>> BEGIN Task data

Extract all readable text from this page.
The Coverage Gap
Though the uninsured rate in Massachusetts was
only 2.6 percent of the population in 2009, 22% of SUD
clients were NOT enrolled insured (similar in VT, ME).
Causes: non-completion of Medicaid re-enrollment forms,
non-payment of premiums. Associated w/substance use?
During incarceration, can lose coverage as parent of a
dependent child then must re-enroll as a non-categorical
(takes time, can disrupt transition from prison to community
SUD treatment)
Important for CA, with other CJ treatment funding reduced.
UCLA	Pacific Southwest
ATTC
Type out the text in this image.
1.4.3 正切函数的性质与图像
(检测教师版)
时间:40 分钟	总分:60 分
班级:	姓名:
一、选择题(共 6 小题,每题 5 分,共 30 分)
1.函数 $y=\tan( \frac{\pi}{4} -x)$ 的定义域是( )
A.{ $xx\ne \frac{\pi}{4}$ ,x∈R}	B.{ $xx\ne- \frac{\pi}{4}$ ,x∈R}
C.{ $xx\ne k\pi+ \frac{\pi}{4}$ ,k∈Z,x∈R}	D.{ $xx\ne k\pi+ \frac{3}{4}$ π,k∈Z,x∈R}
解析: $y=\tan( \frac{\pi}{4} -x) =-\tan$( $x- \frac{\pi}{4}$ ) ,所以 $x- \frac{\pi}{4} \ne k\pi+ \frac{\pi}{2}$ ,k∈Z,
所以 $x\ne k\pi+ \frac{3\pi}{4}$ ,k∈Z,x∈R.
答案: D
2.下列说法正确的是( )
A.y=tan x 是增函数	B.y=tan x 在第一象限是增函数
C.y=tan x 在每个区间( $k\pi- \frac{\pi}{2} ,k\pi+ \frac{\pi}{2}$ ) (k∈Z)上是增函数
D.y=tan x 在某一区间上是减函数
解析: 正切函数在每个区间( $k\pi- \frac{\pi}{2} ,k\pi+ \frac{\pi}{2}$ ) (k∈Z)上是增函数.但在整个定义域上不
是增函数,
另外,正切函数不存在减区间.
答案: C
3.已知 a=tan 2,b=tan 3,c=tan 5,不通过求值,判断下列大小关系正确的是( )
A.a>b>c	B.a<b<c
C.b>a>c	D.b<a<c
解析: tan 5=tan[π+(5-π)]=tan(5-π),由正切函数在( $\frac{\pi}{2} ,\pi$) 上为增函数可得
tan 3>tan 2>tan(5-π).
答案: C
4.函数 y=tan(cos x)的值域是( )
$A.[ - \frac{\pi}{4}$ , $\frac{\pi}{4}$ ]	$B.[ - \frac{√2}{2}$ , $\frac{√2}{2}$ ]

>> END Task data

Given request: Send back all of the entries exactly, with nothing missing.

Task answer:
Extract all readable text from this page.
The Coverage Gap
Though the uninsured rate in Massachusetts was
only 2.6 percent of the population in 2009, 22% of SUD
clients were NOT enrolled insured (similar in VT, ME).
Causes: non-completion of Medicaid re-enrollment forms,
non-payment of premiums. Associated w/substance use?
During incarceration, can lose coverage as parent of a
dependent child then must re-enroll as a non-categorical
(takes time, can disrupt transition from prison to community
SUD treatment)
Important for CA, with other CJ treatment funding reduced.
UCLA	Pacific Southwest
ATTC
Type out the text in this image.
1.4.3 正切函数的性质与图像
(检测教师版)
时间:40 分钟	总分:60 分
班级:	姓名:
一、选择题(共 6 小题,每题 5 分,共 30 分)
1.函数 $y=\tan( \frac{\pi}{4} -x)$ 的定义域是( )
A.{ $xx\ne \frac{\pi}{4}$ ,x∈R}	B.{ $xx\ne- \frac{\pi}{4}$ ,x∈R}
C.{ $xx\ne k\pi+ \frac{\pi}{4}$ ,k∈Z,x∈R}	D.{ $xx\ne k\pi+ \frac{3}{4}$ π,k∈Z,x∈R}
解析: $y=\tan( \frac{\pi}{4} -x) =-\tan$( $x- \frac{\pi}{4}$ ) ,所以 $x- \frac{\pi}{4} \ne k\pi+ \frac{\pi}{2}$ ,k∈Z,
所以 $x\ne k\pi+ \frac{3\pi}{4}$ ,k∈Z,x∈R.
答案: D
2.下列说法正确的是( )
A.y=tan x 是增函数	B.y=tan x 在第一象限是增函数
C.y=tan x 在每个区间( $k\pi- \frac{\pi}{2} ,k\pi+ \frac{\pi}{2}$ ) (k∈Z)上是增函数
D.y=tan x 在某一区间上是减函数
解析: 正切函数在每个区间( $k\pi- \frac{\pi}{2} ,k\pi+ \frac{\pi}{2}$ ) (k∈Z)上是增函数.但在整个定义域上不
是增函数,
另外,正切函数不存在减区间.
答案: C
3.已知 a=tan 2,b=tan 3,c=tan 5,不通过求值,判断下列大小关系正确的是( )
A.a>b>c	B.a<b<c
C.b>a>c	D.b<a<c
解析: tan 5=tan[π+(5-π)]=tan(5-π),由正切函数在( $\frac{\pi}{2} ,\pi$) 上为增函数可得
tan 3>tan 2>tan(5-π).
答案: C
4.函数 y=tan(cos x)的值域是( )
$A.[ - \frac{\pi}{4}$ , $\frac{\pi}{4}$ ]	$B.[ - \frac{√2}{2}$ , $\frac{√2}{2}$ ]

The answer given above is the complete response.